### What this task involves
Find each line containing the string "Сунжа" and return it.
— Begin —
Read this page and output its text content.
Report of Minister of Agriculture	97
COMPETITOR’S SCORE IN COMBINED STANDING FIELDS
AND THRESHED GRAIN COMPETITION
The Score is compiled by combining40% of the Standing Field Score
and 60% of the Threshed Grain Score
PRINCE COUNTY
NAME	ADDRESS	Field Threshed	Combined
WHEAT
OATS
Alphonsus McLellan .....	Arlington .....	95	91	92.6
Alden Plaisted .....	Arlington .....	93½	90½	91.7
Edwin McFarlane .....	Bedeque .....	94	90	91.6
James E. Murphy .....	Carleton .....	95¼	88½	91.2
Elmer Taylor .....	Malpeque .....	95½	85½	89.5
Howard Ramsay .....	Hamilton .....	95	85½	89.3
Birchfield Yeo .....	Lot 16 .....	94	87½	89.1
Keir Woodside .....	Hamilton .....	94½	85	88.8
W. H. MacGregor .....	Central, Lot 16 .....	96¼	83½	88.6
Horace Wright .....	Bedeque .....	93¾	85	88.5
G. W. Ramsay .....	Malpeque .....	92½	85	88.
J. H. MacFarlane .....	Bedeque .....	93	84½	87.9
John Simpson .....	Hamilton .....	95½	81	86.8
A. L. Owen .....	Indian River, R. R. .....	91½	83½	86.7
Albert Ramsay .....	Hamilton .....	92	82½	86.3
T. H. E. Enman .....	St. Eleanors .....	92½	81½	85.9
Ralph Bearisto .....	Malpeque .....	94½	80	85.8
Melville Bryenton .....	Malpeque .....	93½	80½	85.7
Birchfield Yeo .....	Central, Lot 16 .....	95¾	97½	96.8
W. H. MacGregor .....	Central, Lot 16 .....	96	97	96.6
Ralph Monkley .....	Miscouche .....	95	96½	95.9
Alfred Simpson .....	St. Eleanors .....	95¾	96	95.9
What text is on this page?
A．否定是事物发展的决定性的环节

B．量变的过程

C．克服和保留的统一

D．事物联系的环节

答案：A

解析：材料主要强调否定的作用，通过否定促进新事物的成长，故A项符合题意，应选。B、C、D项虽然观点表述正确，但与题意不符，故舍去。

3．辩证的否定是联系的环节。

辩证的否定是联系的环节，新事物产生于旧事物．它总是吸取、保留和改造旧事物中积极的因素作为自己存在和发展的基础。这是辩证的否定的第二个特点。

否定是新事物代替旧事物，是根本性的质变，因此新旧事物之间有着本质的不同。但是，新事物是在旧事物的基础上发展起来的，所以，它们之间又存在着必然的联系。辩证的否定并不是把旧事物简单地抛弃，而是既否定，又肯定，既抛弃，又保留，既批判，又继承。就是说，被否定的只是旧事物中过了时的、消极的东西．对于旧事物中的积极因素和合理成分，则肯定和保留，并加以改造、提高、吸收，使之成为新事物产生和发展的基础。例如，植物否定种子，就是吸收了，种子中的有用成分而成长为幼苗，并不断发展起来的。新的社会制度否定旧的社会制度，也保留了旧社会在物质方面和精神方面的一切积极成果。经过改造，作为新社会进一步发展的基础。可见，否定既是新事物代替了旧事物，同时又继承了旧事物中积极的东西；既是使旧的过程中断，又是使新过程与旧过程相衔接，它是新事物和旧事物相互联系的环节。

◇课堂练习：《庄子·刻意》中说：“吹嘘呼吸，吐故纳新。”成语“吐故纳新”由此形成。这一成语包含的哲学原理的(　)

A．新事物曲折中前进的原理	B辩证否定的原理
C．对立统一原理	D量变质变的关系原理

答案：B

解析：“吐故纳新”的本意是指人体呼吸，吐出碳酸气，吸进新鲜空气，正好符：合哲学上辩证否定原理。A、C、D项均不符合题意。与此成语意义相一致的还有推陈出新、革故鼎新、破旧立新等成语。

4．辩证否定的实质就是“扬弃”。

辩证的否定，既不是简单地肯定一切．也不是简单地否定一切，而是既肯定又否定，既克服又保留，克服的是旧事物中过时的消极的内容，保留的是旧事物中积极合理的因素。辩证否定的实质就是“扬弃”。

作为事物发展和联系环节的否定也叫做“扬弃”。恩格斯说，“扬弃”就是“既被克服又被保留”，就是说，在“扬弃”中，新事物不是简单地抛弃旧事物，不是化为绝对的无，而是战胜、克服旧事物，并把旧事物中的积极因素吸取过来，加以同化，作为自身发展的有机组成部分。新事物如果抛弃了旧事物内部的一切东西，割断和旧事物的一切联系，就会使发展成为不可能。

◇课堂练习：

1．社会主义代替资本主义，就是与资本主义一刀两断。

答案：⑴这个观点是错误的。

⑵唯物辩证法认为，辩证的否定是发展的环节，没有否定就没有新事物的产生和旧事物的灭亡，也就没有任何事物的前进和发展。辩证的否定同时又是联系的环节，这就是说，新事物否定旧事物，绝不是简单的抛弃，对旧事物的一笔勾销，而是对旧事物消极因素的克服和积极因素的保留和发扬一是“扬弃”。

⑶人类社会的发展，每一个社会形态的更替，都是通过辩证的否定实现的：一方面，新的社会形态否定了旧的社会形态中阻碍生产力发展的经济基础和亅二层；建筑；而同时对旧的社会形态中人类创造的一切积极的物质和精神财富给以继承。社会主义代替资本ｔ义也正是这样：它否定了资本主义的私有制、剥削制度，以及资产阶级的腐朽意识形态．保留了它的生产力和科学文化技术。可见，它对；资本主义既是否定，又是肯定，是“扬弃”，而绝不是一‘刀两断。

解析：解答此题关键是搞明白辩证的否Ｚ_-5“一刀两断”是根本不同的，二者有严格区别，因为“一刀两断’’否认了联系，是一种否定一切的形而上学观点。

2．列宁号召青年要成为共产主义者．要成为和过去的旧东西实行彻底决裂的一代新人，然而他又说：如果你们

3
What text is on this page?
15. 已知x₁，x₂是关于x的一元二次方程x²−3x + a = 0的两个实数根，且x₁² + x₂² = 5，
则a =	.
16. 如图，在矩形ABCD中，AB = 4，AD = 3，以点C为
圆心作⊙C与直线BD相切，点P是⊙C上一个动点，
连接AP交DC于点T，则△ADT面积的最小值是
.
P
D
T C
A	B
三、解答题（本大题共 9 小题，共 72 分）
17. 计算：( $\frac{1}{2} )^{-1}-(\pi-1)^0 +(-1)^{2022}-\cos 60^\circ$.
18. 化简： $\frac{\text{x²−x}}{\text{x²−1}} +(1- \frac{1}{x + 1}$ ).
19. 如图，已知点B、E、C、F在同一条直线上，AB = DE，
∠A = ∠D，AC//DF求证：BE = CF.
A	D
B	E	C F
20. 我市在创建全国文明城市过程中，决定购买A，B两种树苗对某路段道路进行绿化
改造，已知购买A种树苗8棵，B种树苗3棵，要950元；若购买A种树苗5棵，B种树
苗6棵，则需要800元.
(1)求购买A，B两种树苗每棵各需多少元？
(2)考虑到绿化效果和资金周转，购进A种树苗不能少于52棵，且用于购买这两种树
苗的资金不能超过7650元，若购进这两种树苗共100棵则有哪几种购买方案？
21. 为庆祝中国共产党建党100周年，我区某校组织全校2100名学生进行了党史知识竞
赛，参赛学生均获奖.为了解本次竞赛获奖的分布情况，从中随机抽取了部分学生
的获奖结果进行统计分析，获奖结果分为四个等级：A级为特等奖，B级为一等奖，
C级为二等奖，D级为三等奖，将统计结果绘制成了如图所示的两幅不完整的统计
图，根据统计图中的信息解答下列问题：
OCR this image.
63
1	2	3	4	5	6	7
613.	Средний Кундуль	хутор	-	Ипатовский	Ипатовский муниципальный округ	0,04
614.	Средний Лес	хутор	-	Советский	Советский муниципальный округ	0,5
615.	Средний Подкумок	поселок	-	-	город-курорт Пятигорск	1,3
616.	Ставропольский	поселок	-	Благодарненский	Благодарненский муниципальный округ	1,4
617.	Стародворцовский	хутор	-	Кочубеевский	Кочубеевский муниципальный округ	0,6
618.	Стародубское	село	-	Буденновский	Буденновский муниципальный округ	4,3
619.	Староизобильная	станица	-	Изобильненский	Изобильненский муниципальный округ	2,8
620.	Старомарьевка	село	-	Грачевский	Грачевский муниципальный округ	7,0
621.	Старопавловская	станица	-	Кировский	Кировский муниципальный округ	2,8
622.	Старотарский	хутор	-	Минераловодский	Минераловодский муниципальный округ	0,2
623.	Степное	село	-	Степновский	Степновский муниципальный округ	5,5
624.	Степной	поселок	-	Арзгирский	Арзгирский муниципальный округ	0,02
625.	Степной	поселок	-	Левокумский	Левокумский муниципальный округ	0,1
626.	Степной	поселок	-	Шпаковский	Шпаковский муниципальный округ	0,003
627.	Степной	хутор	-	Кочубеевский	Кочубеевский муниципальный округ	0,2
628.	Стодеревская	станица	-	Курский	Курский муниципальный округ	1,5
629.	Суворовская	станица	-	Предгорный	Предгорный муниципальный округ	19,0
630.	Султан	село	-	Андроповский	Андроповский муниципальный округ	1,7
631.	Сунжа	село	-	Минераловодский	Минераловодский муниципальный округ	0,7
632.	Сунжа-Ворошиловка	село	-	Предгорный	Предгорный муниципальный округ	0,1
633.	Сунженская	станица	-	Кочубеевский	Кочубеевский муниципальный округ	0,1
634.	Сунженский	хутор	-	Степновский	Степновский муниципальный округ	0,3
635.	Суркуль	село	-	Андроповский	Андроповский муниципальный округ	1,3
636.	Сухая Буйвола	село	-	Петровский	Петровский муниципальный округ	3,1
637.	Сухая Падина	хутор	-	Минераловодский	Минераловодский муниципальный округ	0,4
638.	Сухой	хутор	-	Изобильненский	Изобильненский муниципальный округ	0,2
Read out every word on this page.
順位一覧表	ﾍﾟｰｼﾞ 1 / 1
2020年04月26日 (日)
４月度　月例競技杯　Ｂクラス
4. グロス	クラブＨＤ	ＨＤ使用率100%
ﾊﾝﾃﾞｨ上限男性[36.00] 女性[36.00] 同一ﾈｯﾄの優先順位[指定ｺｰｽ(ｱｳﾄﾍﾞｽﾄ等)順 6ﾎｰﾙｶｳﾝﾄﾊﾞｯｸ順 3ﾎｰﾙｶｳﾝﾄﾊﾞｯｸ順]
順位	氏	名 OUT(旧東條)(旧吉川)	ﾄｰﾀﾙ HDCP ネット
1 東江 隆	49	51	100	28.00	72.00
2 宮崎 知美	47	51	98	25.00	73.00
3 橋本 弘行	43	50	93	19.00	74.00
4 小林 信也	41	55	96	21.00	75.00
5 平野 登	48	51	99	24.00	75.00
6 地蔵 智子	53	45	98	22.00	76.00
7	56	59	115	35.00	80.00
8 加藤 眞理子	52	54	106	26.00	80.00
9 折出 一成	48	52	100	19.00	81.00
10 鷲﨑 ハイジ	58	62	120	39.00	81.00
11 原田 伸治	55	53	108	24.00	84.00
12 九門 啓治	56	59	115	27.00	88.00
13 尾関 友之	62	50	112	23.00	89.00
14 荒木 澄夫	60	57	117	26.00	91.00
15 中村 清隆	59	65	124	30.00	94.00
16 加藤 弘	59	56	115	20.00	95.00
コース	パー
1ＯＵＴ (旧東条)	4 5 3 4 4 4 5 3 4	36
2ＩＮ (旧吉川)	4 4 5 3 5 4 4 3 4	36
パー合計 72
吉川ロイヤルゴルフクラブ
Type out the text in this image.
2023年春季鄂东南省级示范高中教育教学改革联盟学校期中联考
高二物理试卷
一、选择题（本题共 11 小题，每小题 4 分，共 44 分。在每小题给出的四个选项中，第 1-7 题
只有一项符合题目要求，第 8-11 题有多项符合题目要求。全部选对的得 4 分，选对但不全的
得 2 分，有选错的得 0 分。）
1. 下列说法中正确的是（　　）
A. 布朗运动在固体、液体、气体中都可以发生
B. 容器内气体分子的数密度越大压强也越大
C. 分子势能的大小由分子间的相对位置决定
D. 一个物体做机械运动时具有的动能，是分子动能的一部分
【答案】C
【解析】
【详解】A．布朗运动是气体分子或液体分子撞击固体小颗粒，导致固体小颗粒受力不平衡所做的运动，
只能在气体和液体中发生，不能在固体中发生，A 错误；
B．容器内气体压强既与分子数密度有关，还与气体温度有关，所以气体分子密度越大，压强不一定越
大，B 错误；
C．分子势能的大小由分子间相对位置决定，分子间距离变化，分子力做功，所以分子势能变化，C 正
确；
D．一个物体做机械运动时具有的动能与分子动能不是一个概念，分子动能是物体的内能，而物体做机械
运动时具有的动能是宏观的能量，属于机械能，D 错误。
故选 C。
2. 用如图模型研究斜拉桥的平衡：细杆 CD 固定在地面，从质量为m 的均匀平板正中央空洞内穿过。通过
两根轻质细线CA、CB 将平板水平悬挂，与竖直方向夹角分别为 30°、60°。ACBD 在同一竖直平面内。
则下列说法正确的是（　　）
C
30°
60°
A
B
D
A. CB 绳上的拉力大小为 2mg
— End —
### Completed exercise
631.	Сунжа	село	-	Минераловодский	Минераловодский муниципальный округ	0,7
632.	Сунжа-Ворошиловка	село	-	Предгорный	Предгорный муниципальный округ	0,1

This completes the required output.